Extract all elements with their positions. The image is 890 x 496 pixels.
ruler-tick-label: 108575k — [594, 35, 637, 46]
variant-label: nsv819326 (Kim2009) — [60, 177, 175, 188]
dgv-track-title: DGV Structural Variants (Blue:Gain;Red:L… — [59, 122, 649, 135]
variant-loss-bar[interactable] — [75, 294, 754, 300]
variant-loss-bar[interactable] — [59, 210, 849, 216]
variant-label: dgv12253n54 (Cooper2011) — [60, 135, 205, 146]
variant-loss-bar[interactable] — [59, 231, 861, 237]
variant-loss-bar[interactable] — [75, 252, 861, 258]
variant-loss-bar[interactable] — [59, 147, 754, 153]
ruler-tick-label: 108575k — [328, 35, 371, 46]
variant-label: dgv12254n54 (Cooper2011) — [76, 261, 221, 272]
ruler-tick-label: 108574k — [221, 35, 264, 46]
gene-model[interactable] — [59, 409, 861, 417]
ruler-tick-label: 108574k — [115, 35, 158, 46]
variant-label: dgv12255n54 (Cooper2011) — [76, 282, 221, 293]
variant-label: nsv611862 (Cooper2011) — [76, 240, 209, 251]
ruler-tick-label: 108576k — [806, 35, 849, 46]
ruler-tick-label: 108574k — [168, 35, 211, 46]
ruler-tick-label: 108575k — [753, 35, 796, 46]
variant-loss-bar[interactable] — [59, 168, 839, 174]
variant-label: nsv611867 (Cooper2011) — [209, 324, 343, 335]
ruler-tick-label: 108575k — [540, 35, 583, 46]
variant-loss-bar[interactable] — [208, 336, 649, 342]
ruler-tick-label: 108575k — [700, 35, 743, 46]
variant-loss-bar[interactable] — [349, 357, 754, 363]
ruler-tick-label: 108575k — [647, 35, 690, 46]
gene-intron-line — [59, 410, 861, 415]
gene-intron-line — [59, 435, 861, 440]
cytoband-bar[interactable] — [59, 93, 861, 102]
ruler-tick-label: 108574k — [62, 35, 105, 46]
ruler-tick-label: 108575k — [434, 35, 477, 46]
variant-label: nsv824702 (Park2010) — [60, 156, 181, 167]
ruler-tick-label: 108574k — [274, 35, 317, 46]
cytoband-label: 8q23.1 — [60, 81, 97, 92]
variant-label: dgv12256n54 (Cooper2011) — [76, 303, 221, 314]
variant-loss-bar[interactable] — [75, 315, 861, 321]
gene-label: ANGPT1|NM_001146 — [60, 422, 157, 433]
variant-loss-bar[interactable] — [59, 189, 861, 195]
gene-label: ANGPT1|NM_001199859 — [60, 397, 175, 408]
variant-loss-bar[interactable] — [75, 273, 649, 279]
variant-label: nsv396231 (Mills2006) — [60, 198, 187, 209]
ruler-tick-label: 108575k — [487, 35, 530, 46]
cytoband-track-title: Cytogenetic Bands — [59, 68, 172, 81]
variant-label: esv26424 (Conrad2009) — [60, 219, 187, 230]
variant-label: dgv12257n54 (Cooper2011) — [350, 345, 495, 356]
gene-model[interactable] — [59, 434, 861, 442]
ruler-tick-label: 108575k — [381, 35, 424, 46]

_SHORT PROBLEM_: Rewrite all the entries above, changing each occurrence of "variant-loss-bar" to "deletion-bar" and leaving everything else unchanged.

_OUTPUT_:
Extract all elements with their positions. The image is 890 x 496 pixels.
ruler-tick-label: 108575k — [594, 35, 637, 46]
variant-label: nsv819326 (Kim2009) — [60, 177, 175, 188]
dgv-track-title: DGV Structural Variants (Blue:Gain;Red:L… — [59, 122, 649, 135]
deletion-bar[interactable] — [75, 294, 754, 300]
deletion-bar[interactable] — [59, 210, 849, 216]
variant-label: dgv12253n54 (Cooper2011) — [60, 135, 205, 146]
deletion-bar[interactable] — [59, 231, 861, 237]
deletion-bar[interactable] — [75, 252, 861, 258]
deletion-bar[interactable] — [59, 147, 754, 153]
ruler-tick-label: 108575k — [328, 35, 371, 46]
variant-label: dgv12254n54 (Cooper2011) — [76, 261, 221, 272]
ruler-tick-label: 108574k — [221, 35, 264, 46]
gene-model[interactable] — [59, 409, 861, 417]
ruler-tick-label: 108574k — [115, 35, 158, 46]
variant-label: dgv12255n54 (Cooper2011) — [76, 282, 221, 293]
variant-label: nsv611862 (Cooper2011) — [76, 240, 209, 251]
ruler-tick-label: 108576k — [806, 35, 849, 46]
ruler-tick-label: 108574k — [168, 35, 211, 46]
ruler-tick-label: 108575k — [753, 35, 796, 46]
deletion-bar[interactable] — [59, 168, 839, 174]
variant-label: nsv611867 (Cooper2011) — [209, 324, 343, 335]
ruler-tick-label: 108575k — [540, 35, 583, 46]
deletion-bar[interactable] — [208, 336, 649, 342]
ruler-tick-label: 108575k — [700, 35, 743, 46]
deletion-bar[interactable] — [349, 357, 754, 363]
ruler-tick-label: 108575k — [647, 35, 690, 46]
gene-intron-line — [59, 410, 861, 415]
gene-intron-line — [59, 435, 861, 440]
cytoband-bar[interactable] — [59, 93, 861, 102]
ruler-tick-label: 108574k — [62, 35, 105, 46]
ruler-tick-label: 108575k — [434, 35, 477, 46]
variant-label: nsv824702 (Park2010) — [60, 156, 181, 167]
ruler-tick-label: 108574k — [274, 35, 317, 46]
cytoband-label: 8q23.1 — [60, 81, 97, 92]
variant-label: dgv12256n54 (Cooper2011) — [76, 303, 221, 314]
deletion-bar[interactable] — [75, 315, 861, 321]
gene-label: ANGPT1|NM_001146 — [60, 422, 157, 433]
deletion-bar[interactable] — [59, 189, 861, 195]
gene-label: ANGPT1|NM_001199859 — [60, 397, 175, 408]
deletion-bar[interactable] — [75, 273, 649, 279]
variant-label: nsv396231 (Mills2006) — [60, 198, 187, 209]
ruler-tick-label: 108575k — [487, 35, 530, 46]
cytoband-track-title: Cytogenetic Bands — [59, 68, 172, 81]
variant-label: esv26424 (Conrad2009) — [60, 219, 187, 230]
variant-label: dgv12257n54 (Cooper2011) — [350, 345, 495, 356]
gene-model[interactable] — [59, 434, 861, 442]
ruler-tick-label: 108575k — [381, 35, 424, 46]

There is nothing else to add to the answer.